• TASK DETAILS
Note each line of the listing that contains the string "xlabel", and copy it.

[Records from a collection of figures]

Start

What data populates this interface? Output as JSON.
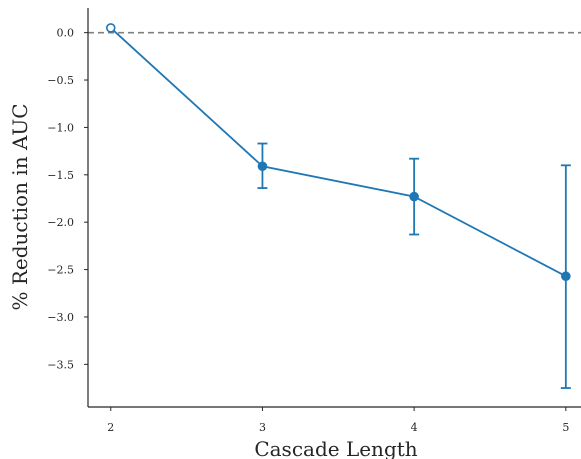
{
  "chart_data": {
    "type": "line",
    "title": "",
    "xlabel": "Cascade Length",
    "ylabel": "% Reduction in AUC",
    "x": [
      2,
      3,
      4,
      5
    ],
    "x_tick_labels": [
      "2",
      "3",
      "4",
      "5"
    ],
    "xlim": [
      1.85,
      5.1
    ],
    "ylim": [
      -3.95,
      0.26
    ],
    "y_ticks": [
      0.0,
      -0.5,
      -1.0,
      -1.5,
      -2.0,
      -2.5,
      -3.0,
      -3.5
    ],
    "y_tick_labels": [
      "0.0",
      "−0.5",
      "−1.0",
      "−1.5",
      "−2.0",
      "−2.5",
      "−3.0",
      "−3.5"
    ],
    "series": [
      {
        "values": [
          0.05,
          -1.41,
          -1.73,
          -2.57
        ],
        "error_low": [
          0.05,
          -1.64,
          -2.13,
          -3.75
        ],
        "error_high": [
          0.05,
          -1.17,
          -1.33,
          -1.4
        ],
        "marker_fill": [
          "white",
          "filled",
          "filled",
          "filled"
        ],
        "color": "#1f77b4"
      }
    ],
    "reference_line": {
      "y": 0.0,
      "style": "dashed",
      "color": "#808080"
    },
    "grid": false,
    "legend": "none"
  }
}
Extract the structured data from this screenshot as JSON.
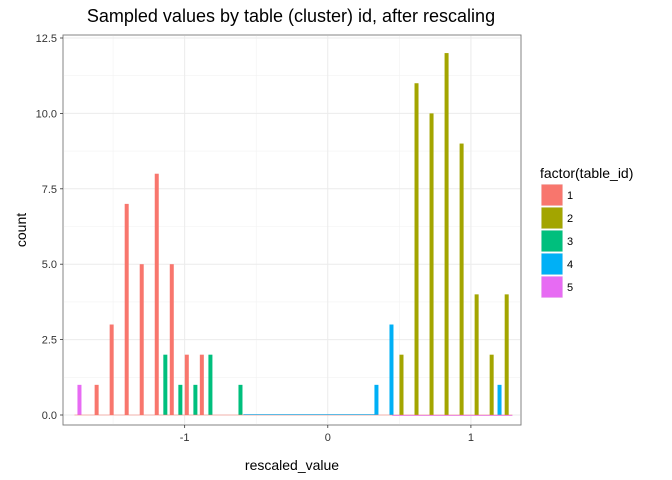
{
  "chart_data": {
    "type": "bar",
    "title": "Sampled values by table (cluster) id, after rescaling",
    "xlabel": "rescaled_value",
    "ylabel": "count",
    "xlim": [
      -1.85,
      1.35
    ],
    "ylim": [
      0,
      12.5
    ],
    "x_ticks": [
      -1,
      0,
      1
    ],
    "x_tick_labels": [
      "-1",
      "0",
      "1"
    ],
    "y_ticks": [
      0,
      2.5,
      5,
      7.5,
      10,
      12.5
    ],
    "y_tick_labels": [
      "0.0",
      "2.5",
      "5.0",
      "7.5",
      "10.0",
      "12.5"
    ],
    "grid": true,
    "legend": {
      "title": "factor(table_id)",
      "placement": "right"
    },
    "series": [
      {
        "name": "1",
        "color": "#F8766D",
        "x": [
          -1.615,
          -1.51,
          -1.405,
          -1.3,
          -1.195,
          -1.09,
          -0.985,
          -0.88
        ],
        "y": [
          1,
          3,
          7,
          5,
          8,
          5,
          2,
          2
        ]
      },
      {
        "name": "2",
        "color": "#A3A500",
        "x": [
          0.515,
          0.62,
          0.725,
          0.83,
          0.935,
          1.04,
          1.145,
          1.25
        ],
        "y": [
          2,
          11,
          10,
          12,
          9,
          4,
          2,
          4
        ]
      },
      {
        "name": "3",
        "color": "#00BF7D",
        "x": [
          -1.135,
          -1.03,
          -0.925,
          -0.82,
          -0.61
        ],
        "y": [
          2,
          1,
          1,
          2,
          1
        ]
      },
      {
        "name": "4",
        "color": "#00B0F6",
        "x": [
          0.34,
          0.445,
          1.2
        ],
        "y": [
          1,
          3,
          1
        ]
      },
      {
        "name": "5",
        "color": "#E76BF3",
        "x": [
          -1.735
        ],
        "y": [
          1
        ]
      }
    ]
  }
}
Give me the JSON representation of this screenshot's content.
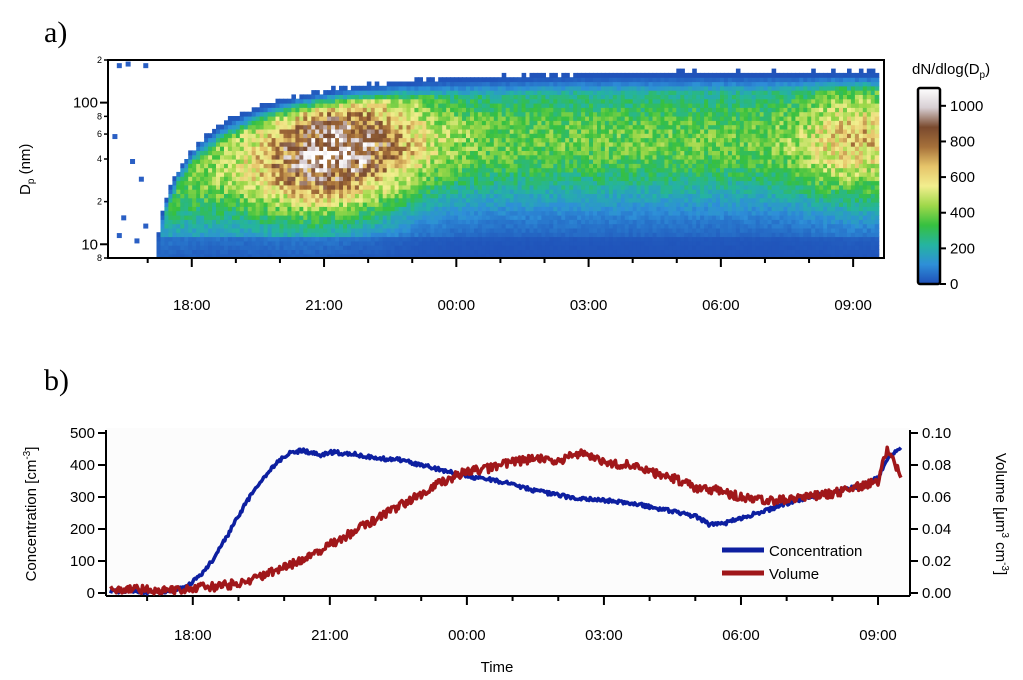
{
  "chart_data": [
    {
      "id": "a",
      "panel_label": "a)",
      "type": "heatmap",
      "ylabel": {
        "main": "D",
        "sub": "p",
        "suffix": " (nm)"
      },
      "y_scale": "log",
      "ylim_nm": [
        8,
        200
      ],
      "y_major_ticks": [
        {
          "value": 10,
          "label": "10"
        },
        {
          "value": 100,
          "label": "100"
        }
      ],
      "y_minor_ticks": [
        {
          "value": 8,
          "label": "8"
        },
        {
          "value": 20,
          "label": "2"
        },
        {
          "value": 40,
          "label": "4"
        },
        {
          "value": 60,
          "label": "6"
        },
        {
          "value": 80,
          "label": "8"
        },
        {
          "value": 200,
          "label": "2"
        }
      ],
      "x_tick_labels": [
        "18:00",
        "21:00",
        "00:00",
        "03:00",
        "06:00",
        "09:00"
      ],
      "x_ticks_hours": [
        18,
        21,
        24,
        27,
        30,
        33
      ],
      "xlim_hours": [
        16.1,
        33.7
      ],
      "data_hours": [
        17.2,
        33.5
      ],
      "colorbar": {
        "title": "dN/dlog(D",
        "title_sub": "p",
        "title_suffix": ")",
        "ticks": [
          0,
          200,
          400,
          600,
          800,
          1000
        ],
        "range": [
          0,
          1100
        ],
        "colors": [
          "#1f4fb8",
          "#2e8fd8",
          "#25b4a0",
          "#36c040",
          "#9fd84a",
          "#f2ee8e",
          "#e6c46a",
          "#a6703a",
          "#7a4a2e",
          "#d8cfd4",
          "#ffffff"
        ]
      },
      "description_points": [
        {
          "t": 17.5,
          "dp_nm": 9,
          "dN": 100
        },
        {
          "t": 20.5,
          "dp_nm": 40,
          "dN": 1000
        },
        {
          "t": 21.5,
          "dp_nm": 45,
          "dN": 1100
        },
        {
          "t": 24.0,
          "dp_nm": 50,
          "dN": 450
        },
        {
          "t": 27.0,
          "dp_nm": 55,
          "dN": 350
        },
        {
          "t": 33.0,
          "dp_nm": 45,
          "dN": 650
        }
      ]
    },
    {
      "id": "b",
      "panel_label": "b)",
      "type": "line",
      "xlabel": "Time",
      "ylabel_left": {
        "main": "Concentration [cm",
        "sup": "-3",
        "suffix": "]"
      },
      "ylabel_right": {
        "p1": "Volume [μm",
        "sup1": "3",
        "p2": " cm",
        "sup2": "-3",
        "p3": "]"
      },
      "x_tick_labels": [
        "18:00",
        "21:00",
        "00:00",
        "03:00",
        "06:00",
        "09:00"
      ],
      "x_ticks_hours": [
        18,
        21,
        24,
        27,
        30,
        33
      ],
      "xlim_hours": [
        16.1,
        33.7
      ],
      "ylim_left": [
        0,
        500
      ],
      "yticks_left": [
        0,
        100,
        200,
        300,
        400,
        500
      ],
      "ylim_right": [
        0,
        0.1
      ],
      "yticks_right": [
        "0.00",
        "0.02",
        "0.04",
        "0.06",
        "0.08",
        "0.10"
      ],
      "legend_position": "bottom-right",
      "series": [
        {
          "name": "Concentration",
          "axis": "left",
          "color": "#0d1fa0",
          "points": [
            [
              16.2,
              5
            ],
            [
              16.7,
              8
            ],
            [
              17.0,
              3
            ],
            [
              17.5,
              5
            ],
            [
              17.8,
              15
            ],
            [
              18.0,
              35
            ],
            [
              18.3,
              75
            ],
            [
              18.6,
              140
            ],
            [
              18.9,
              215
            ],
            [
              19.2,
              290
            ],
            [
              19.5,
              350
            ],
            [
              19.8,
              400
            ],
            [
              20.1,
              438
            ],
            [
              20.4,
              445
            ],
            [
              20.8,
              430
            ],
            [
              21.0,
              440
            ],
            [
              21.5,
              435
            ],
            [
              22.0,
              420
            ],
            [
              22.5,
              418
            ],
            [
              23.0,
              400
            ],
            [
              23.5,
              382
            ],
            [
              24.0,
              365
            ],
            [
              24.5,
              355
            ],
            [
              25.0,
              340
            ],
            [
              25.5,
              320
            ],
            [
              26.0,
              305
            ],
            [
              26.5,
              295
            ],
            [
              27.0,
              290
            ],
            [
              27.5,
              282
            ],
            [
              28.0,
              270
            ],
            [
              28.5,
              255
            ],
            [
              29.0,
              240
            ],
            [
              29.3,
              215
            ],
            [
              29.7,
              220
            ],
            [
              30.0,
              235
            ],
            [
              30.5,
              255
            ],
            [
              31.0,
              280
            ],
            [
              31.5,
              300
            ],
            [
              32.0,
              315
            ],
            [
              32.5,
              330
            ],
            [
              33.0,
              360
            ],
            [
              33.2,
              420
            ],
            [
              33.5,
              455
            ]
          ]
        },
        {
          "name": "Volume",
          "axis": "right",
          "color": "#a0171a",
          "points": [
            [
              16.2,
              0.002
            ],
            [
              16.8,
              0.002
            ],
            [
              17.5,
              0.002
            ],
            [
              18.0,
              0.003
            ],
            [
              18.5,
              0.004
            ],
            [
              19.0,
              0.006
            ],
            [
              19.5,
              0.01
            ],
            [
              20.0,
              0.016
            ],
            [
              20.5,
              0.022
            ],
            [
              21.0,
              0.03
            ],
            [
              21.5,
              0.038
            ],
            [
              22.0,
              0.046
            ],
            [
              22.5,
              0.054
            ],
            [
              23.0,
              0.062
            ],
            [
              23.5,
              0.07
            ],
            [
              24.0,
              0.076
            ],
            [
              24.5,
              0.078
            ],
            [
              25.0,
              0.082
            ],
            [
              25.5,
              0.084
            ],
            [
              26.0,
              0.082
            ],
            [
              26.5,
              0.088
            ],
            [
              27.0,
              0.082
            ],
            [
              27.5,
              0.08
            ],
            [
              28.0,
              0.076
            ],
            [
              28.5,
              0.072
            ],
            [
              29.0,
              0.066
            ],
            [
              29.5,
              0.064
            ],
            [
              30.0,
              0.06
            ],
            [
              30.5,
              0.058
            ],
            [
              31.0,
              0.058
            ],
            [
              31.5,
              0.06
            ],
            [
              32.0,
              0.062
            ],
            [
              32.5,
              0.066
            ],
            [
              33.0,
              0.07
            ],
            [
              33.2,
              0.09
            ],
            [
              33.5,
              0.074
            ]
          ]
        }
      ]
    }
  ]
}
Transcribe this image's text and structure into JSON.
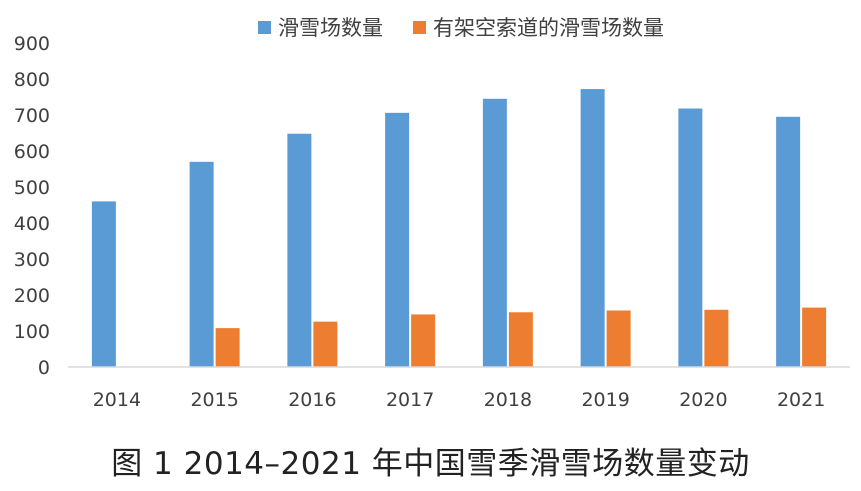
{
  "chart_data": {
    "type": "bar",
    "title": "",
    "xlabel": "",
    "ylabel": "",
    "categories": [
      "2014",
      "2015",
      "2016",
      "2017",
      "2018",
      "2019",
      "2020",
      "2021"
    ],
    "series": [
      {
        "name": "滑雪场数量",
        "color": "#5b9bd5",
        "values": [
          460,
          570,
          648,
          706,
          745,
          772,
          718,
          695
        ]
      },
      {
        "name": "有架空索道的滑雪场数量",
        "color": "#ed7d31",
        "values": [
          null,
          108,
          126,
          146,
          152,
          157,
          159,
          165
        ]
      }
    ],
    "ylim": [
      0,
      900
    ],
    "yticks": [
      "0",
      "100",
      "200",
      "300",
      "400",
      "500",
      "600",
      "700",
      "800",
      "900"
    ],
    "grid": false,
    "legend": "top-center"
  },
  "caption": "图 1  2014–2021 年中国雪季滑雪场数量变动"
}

End

• RESPONSE TO THIS TASK
    "xlabel": "Cascade Length",
    "xlabel": "rescaled_value",
      "xlabel": "Time",
    "xlabel": "",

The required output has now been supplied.